Data provided:
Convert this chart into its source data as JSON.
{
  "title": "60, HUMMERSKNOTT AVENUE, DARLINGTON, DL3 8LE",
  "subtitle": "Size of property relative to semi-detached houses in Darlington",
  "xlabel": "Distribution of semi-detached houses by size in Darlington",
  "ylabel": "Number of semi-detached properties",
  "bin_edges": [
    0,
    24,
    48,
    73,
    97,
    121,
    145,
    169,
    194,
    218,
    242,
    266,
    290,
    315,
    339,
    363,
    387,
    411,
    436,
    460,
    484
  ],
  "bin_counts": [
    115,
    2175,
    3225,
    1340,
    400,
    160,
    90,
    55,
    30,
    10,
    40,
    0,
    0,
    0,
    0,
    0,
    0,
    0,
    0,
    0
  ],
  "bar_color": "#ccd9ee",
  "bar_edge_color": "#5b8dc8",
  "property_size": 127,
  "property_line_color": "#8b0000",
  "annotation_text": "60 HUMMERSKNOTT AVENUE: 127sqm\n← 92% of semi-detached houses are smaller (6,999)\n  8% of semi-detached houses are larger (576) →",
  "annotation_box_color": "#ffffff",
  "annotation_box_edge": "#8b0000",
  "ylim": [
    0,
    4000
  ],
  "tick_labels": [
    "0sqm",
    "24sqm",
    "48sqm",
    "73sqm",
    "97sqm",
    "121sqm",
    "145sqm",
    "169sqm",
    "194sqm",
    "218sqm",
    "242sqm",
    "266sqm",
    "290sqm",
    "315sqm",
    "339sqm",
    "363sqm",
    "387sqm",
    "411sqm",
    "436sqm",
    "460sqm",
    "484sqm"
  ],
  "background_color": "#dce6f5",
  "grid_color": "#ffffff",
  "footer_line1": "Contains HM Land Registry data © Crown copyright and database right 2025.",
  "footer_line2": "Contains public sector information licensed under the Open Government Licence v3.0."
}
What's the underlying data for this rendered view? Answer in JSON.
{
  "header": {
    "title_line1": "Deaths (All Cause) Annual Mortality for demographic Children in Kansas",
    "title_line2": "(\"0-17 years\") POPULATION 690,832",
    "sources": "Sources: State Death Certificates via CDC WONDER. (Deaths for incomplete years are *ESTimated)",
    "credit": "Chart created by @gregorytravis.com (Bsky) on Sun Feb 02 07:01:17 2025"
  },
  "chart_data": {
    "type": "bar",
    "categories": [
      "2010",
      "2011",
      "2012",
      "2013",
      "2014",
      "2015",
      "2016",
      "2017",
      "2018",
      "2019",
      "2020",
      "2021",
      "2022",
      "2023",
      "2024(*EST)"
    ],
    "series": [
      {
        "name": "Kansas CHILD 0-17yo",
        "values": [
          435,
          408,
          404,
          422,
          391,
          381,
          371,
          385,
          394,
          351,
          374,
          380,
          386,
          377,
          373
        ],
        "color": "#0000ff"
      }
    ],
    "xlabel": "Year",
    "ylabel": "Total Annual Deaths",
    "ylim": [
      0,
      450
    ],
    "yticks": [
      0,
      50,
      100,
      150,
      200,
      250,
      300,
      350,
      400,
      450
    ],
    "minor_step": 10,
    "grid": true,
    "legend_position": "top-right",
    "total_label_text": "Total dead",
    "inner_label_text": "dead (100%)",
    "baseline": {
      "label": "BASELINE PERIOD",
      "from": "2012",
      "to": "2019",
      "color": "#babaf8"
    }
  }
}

Written request: Write out all records exactly, keeping every detail.

Correct output:
Convert this chart into its source data as JSON.
{
  "title": "60, HUMMERSKNOTT AVENUE, DARLINGTON, DL3 8LE",
  "subtitle": "Size of property relative to semi-detached houses in Darlington",
  "xlabel": "Distribution of semi-detached houses by size in Darlington",
  "ylabel": "Number of semi-detached properties",
  "bin_edges": [
    0,
    24,
    48,
    73,
    97,
    121,
    145,
    169,
    194,
    218,
    242,
    266,
    290,
    315,
    339,
    363,
    387,
    411,
    436,
    460,
    484
  ],
  "bin_counts": [
    115,
    2175,
    3225,
    1340,
    400,
    160,
    90,
    55,
    30,
    10,
    40,
    0,
    0,
    0,
    0,
    0,
    0,
    0,
    0,
    0
  ],
  "bar_color": "#ccd9ee",
  "bar_edge_color": "#5b8dc8",
  "property_size": 127,
  "property_line_color": "#8b0000",
  "annotation_text": "60 HUMMERSKNOTT AVENUE: 127sqm\n← 92% of semi-detached houses are smaller (6,999)\n  8% of semi-detached houses are larger (576) →",
  "annotation_box_color": "#ffffff",
  "annotation_box_edge": "#8b0000",
  "ylim": [
    0,
    4000
  ],
  "tick_labels": [
    "0sqm",
    "24sqm",
    "48sqm",
    "73sqm",
    "97sqm",
    "121sqm",
    "145sqm",
    "169sqm",
    "194sqm",
    "218sqm",
    "242sqm",
    "266sqm",
    "290sqm",
    "315sqm",
    "339sqm",
    "363sqm",
    "387sqm",
    "411sqm",
    "436sqm",
    "460sqm",
    "484sqm"
  ],
  "background_color": "#dce6f5",
  "grid_color": "#ffffff",
  "footer_line1": "Contains HM Land Registry data © Crown copyright and database right 2025.",
  "footer_line2": "Contains public sector information licensed under the Open Government Licence v3.0."
}
What's the underlying data for this rendered view? Answer in JSON.
{
  "header": {
    "title_line1": "Deaths (All Cause) Annual Mortality for demographic Children in Kansas",
    "title_line2": "(\"0-17 years\") POPULATION 690,832",
    "sources": "Sources: State Death Certificates via CDC WONDER. (Deaths for incomplete years are *ESTimated)",
    "credit": "Chart created by @gregorytravis.com (Bsky) on Sun Feb 02 07:01:17 2025"
  },
  "chart_data": {
    "type": "bar",
    "categories": [
      "2010",
      "2011",
      "2012",
      "2013",
      "2014",
      "2015",
      "2016",
      "2017",
      "2018",
      "2019",
      "2020",
      "2021",
      "2022",
      "2023",
      "2024(*EST)"
    ],
    "series": [
      {
        "name": "Kansas CHILD 0-17yo",
        "values": [
          435,
          408,
          404,
          422,
          391,
          381,
          371,
          385,
          394,
          351,
          374,
          380,
          386,
          377,
          373
        ],
        "color": "#0000ff"
      }
    ],
    "xlabel": "Year",
    "ylabel": "Total Annual Deaths",
    "ylim": [
      0,
      450
    ],
    "yticks": [
      0,
      50,
      100,
      150,
      200,
      250,
      300,
      350,
      400,
      450
    ],
    "minor_step": 10,
    "grid": true,
    "legend_position": "top-right",
    "total_label_text": "Total dead",
    "inner_label_text": "dead (100%)",
    "baseline": {
      "label": "BASELINE PERIOD",
      "from": "2012",
      "to": "2019",
      "color": "#babaf8"
    }
  }
}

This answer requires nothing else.